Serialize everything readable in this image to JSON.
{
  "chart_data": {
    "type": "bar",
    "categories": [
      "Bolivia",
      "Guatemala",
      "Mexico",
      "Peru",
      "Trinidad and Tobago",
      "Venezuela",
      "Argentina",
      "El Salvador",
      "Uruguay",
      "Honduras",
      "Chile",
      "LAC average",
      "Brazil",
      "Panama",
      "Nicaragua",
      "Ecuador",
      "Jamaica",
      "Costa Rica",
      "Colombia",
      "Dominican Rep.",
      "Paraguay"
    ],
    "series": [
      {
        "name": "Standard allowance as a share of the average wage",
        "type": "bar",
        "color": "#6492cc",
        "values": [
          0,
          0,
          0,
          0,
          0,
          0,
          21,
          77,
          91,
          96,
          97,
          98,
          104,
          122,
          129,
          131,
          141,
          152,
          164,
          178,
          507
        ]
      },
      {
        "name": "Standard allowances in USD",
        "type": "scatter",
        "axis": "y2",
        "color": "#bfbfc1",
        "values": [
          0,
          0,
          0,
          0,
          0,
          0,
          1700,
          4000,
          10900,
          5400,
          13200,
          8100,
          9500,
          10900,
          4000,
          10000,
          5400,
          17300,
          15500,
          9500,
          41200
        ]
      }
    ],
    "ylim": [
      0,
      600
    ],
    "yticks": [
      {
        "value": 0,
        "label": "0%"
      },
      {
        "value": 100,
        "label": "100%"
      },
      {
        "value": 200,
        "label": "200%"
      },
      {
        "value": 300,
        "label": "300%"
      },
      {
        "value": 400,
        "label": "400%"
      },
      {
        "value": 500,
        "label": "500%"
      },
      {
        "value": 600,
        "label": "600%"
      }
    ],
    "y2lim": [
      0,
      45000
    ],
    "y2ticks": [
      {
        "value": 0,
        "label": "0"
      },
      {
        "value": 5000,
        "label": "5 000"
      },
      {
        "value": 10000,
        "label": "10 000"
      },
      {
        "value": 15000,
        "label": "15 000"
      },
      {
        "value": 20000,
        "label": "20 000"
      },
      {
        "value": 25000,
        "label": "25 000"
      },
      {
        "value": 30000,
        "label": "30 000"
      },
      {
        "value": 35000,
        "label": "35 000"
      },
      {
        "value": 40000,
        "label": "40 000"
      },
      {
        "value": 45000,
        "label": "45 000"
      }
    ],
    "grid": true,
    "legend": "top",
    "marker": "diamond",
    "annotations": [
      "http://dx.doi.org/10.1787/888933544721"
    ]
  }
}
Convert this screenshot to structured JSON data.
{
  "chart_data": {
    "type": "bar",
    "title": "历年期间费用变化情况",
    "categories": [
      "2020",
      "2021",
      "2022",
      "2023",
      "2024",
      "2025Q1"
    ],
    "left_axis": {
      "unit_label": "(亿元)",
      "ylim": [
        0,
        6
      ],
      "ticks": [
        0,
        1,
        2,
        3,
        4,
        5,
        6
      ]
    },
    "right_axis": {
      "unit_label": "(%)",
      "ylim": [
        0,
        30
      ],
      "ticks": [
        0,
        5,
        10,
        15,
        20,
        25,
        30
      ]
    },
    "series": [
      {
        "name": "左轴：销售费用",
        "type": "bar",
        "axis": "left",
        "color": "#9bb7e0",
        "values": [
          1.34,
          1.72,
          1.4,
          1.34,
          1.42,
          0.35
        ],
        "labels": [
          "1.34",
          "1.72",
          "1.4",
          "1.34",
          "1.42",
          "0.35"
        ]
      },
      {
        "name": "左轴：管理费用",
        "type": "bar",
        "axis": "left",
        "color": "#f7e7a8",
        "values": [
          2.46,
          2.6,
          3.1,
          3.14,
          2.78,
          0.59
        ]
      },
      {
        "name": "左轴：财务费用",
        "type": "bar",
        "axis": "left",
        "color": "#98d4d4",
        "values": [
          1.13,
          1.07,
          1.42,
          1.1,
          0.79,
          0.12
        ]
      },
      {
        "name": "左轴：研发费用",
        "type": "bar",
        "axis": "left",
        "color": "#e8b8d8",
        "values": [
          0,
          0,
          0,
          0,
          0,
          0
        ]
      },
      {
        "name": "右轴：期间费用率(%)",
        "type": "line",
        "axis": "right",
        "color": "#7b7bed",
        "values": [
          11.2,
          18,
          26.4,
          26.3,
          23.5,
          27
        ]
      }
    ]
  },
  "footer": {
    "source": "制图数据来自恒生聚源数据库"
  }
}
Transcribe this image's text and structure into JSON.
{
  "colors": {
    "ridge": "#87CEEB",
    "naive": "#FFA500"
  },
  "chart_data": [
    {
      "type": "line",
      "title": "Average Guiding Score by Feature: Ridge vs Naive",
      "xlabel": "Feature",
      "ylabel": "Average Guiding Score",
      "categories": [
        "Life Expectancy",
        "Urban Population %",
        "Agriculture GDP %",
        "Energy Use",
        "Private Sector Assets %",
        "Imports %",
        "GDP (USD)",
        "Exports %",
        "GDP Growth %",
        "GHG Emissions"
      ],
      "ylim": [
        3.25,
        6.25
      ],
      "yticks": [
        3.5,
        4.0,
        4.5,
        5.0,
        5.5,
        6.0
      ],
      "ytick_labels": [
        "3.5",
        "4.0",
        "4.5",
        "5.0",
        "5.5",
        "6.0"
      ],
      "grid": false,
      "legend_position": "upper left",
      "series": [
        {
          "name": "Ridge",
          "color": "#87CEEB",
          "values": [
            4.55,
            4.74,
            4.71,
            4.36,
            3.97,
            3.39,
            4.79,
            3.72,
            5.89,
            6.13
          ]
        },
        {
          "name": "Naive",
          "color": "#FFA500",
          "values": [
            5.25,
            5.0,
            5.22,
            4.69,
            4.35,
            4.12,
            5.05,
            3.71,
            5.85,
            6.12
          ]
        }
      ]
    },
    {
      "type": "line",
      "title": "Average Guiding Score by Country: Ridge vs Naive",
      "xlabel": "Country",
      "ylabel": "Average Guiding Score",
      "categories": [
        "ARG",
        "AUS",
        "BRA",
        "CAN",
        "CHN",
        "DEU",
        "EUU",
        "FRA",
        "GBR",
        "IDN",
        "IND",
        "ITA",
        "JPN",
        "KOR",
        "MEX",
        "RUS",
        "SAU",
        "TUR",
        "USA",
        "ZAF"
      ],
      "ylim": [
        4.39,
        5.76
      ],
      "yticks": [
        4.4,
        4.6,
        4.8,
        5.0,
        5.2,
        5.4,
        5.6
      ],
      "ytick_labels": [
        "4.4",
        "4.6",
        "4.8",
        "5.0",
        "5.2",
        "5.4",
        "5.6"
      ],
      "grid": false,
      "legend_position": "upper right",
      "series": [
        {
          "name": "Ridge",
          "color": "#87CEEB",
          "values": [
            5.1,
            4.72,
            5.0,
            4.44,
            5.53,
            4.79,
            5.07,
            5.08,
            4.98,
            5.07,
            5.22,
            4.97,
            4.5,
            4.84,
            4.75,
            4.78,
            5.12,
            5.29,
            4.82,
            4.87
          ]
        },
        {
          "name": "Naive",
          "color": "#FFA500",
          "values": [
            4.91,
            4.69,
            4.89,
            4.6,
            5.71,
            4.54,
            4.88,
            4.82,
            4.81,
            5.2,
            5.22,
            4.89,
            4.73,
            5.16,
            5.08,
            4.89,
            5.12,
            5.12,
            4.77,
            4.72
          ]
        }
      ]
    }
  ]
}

++++++++++++++++++++

Instructions to follow — Exactly reproduce all of the entries.

Problem solution —
Serialize everything readable in this image to JSON.
{
  "chart_data": {
    "type": "bar",
    "categories": [
      "Bolivia",
      "Guatemala",
      "Mexico",
      "Peru",
      "Trinidad and Tobago",
      "Venezuela",
      "Argentina",
      "El Salvador",
      "Uruguay",
      "Honduras",
      "Chile",
      "LAC average",
      "Brazil",
      "Panama",
      "Nicaragua",
      "Ecuador",
      "Jamaica",
      "Costa Rica",
      "Colombia",
      "Dominican Rep.",
      "Paraguay"
    ],
    "series": [
      {
        "name": "Standard allowance as a share of the average wage",
        "type": "bar",
        "color": "#6492cc",
        "values": [
          0,
          0,
          0,
          0,
          0,
          0,
          21,
          77,
          91,
          96,
          97,
          98,
          104,
          122,
          129,
          131,
          141,
          152,
          164,
          178,
          507
        ]
      },
      {
        "name": "Standard allowances in USD",
        "type": "scatter",
        "axis": "y2",
        "color": "#bfbfc1",
        "values": [
          0,
          0,
          0,
          0,
          0,
          0,
          1700,
          4000,
          10900,
          5400,
          13200,
          8100,
          9500,
          10900,
          4000,
          10000,
          5400,
          17300,
          15500,
          9500,
          41200
        ]
      }
    ],
    "ylim": [
      0,
      600
    ],
    "yticks": [
      {
        "value": 0,
        "label": "0%"
      },
      {
        "value": 100,
        "label": "100%"
      },
      {
        "value": 200,
        "label": "200%"
      },
      {
        "value": 300,
        "label": "300%"
      },
      {
        "value": 400,
        "label": "400%"
      },
      {
        "value": 500,
        "label": "500%"
      },
      {
        "value": 600,
        "label": "600%"
      }
    ],
    "y2lim": [
      0,
      45000
    ],
    "y2ticks": [
      {
        "value": 0,
        "label": "0"
      },
      {
        "value": 5000,
        "label": "5 000"
      },
      {
        "value": 10000,
        "label": "10 000"
      },
      {
        "value": 15000,
        "label": "15 000"
      },
      {
        "value": 20000,
        "label": "20 000"
      },
      {
        "value": 25000,
        "label": "25 000"
      },
      {
        "value": 30000,
        "label": "30 000"
      },
      {
        "value": 35000,
        "label": "35 000"
      },
      {
        "value": 40000,
        "label": "40 000"
      },
      {
        "value": 45000,
        "label": "45 000"
      }
    ],
    "grid": true,
    "legend": "top",
    "marker": "diamond",
    "annotations": [
      "http://dx.doi.org/10.1787/888933544721"
    ]
  }
}
Convert this screenshot to structured JSON data.
{
  "chart_data": {
    "type": "bar",
    "title": "历年期间费用变化情况",
    "categories": [
      "2020",
      "2021",
      "2022",
      "2023",
      "2024",
      "2025Q1"
    ],
    "left_axis": {
      "unit_label": "(亿元)",
      "ylim": [
        0,
        6
      ],
      "ticks": [
        0,
        1,
        2,
        3,
        4,
        5,
        6
      ]
    },
    "right_axis": {
      "unit_label": "(%)",
      "ylim": [
        0,
        30
      ],
      "ticks": [
        0,
        5,
        10,
        15,
        20,
        25,
        30
      ]
    },
    "series": [
      {
        "name": "左轴：销售费用",
        "type": "bar",
        "axis": "left",
        "color": "#9bb7e0",
        "values": [
          1.34,
          1.72,
          1.4,
          1.34,
          1.42,
          0.35
        ],
        "labels": [
          "1.34",
          "1.72",
          "1.4",
          "1.34",
          "1.42",
          "0.35"
        ]
      },
      {
        "name": "左轴：管理费用",
        "type": "bar",
        "axis": "left",
        "color": "#f7e7a8",
        "values": [
          2.46,
          2.6,
          3.1,
          3.14,
          2.78,
          0.59
        ]
      },
      {
        "name": "左轴：财务费用",
        "type": "bar",
        "axis": "left",
        "color": "#98d4d4",
        "values": [
          1.13,
          1.07,
          1.42,
          1.1,
          0.79,
          0.12
        ]
      },
      {
        "name": "左轴：研发费用",
        "type": "bar",
        "axis": "left",
        "color": "#e8b8d8",
        "values": [
          0,
          0,
          0,
          0,
          0,
          0
        ]
      },
      {
        "name": "右轴：期间费用率(%)",
        "type": "line",
        "axis": "right",
        "color": "#7b7bed",
        "values": [
          11.2,
          18,
          26.4,
          26.3,
          23.5,
          27
        ]
      }
    ]
  },
  "footer": {
    "source": "制图数据来自恒生聚源数据库"
  }
}
Transcribe this image's text and structure into JSON.
{
  "colors": {
    "ridge": "#87CEEB",
    "naive": "#FFA500"
  },
  "chart_data": [
    {
      "type": "line",
      "title": "Average Guiding Score by Feature: Ridge vs Naive",
      "xlabel": "Feature",
      "ylabel": "Average Guiding Score",
      "categories": [
        "Life Expectancy",
        "Urban Population %",
        "Agriculture GDP %",
        "Energy Use",
        "Private Sector Assets %",
        "Imports %",
        "GDP (USD)",
        "Exports %",
        "GDP Growth %",
        "GHG Emissions"
      ],
      "ylim": [
        3.25,
        6.25
      ],
      "yticks": [
        3.5,
        4.0,
        4.5,
        5.0,
        5.5,
        6.0
      ],
      "ytick_labels": [
        "3.5",
        "4.0",
        "4.5",
        "5.0",
        "5.5",
        "6.0"
      ],
      "grid": false,
      "legend_position": "upper left",
      "series": [
        {
          "name": "Ridge",
          "color": "#87CEEB",
          "values": [
            4.55,
            4.74,
            4.71,
            4.36,
            3.97,
            3.39,
            4.79,
            3.72,
            5.89,
            6.13
          ]
        },
        {
          "name": "Naive",
          "color": "#FFA500",
          "values": [
            5.25,
            5.0,
            5.22,
            4.69,
            4.35,
            4.12,
            5.05,
            3.71,
            5.85,
            6.12
          ]
        }
      ]
    },
    {
      "type": "line",
      "title": "Average Guiding Score by Country: Ridge vs Naive",
      "xlabel": "Country",
      "ylabel": "Average Guiding Score",
      "categories": [
        "ARG",
        "AUS",
        "BRA",
        "CAN",
        "CHN",
        "DEU",
        "EUU",
        "FRA",
        "GBR",
        "IDN",
        "IND",
        "ITA",
        "JPN",
        "KOR",
        "MEX",
        "RUS",
        "SAU",
        "TUR",
        "USA",
        "ZAF"
      ],
      "ylim": [
        4.39,
        5.76
      ],
      "yticks": [
        4.4,
        4.6,
        4.8,
        5.0,
        5.2,
        5.4,
        5.6
      ],
      "ytick_labels": [
        "4.4",
        "4.6",
        "4.8",
        "5.0",
        "5.2",
        "5.4",
        "5.6"
      ],
      "grid": false,
      "legend_position": "upper right",
      "series": [
        {
          "name": "Ridge",
          "color": "#87CEEB",
          "values": [
            5.1,
            4.72,
            5.0,
            4.44,
            5.53,
            4.79,
            5.07,
            5.08,
            4.98,
            5.07,
            5.22,
            4.97,
            4.5,
            4.84,
            4.75,
            4.78,
            5.12,
            5.29,
            4.82,
            4.87
          ]
        },
        {
          "name": "Naive",
          "color": "#FFA500",
          "values": [
            4.91,
            4.69,
            4.89,
            4.6,
            5.71,
            4.54,
            4.88,
            4.82,
            4.81,
            5.2,
            5.22,
            4.89,
            4.73,
            5.16,
            5.08,
            4.89,
            5.12,
            5.12,
            4.77,
            4.72
          ]
        }
      ]
    }
  ]
}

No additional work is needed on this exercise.